◆ EXERCISE GOAL ◆
Write out, precisely and in full, each line of the material.

Stored items:
[BEGIN]
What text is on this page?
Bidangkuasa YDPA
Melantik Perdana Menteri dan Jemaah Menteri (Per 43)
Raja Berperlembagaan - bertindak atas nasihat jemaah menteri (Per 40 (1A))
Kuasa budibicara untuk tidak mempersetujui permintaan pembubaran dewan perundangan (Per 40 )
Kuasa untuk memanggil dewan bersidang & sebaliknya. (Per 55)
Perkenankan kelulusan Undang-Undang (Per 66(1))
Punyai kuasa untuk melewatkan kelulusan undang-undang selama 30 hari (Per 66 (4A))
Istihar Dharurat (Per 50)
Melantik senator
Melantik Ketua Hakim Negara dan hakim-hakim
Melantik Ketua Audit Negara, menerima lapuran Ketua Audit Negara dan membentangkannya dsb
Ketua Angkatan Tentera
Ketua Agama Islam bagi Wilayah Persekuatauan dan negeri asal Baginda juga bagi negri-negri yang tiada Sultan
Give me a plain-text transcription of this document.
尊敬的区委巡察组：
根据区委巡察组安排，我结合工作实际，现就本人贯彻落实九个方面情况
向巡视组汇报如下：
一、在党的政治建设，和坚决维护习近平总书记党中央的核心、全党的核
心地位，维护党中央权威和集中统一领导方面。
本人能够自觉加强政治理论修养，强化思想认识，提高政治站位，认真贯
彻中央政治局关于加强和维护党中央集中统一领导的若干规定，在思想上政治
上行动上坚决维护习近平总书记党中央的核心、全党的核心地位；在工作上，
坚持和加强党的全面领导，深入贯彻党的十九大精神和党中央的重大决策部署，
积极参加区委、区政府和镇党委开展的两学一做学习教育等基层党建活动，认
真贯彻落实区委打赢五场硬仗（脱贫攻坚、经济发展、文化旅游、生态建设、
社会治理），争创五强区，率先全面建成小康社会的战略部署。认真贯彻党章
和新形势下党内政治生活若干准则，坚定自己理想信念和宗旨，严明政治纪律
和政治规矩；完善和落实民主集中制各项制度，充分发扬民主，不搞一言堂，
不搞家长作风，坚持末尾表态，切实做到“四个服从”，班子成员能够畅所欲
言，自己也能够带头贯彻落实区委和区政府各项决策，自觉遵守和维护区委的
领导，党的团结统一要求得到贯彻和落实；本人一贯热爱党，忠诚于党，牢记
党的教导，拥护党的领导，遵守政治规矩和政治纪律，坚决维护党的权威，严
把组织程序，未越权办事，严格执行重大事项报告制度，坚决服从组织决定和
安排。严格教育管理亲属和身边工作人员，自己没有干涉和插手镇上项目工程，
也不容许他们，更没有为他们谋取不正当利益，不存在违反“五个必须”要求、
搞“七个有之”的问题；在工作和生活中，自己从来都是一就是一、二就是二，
[END]
◆ TASK SOLUTION ◆
What text is on this page?
Bidangkuasa YDPA
Melantik Perdana Menteri dan Jemaah Menteri (Per 43)
Raja Berperlembagaan - bertindak atas nasihat jemaah menteri (Per 40 (1A))
Kuasa budibicara untuk tidak mempersetujui permintaan pembubaran dewan perundangan (Per 40 )
Kuasa untuk memanggil dewan bersidang & sebaliknya. (Per 55)
Perkenankan kelulusan Undang-Undang (Per 66(1))
Punyai kuasa untuk melewatkan kelulusan undang-undang selama 30 hari (Per 66 (4A))
Istihar Dharurat (Per 50)
Melantik senator
Melantik Ketua Hakim Negara dan hakim-hakim
Melantik Ketua Audit Negara, menerima lapuran Ketua Audit Negara dan membentangkannya dsb
Ketua Angkatan Tentera
Ketua Agama Islam bagi Wilayah Persekuatauan dan negeri asal Baginda juga bagi negri-negri yang tiada Sultan
Give me a plain-text transcription of this document.
尊敬的区委巡察组：
根据区委巡察组安排，我结合工作实际，现就本人贯彻落实九个方面情况
向巡视组汇报如下：
一、在党的政治建设，和坚决维护习近平总书记党中央的核心、全党的核
心地位，维护党中央权威和集中统一领导方面。
本人能够自觉加强政治理论修养，强化思想认识，提高政治站位，认真贯
彻中央政治局关于加强和维护党中央集中统一领导的若干规定，在思想上政治
上行动上坚决维护习近平总书记党中央的核心、全党的核心地位；在工作上，
坚持和加强党的全面领导，深入贯彻党的十九大精神和党中央的重大决策部署，
积极参加区委、区政府和镇党委开展的两学一做学习教育等基层党建活动，认
真贯彻落实区委打赢五场硬仗（脱贫攻坚、经济发展、文化旅游、生态建设、
社会治理），争创五强区，率先全面建成小康社会的战略部署。认真贯彻党章
和新形势下党内政治生活若干准则，坚定自己理想信念和宗旨，严明政治纪律
和政治规矩；完善和落实民主集中制各项制度，充分发扬民主，不搞一言堂，
不搞家长作风，坚持末尾表态，切实做到“四个服从”，班子成员能够畅所欲
言，自己也能够带头贯彻落实区委和区政府各项决策，自觉遵守和维护区委的
领导，党的团结统一要求得到贯彻和落实；本人一贯热爱党，忠诚于党，牢记
党的教导，拥护党的领导，遵守政治规矩和政治纪律，坚决维护党的权威，严
把组织程序，未越权办事，严格执行重大事项报告制度，坚决服从组织决定和
安排。严格教育管理亲属和身边工作人员，自己没有干涉和插手镇上项目工程，
也不容许他们，更没有为他们谋取不正当利益，不存在违反“五个必须”要求、
搞“七个有之”的问题；在工作和生活中，自己从来都是一就是一、二就是二，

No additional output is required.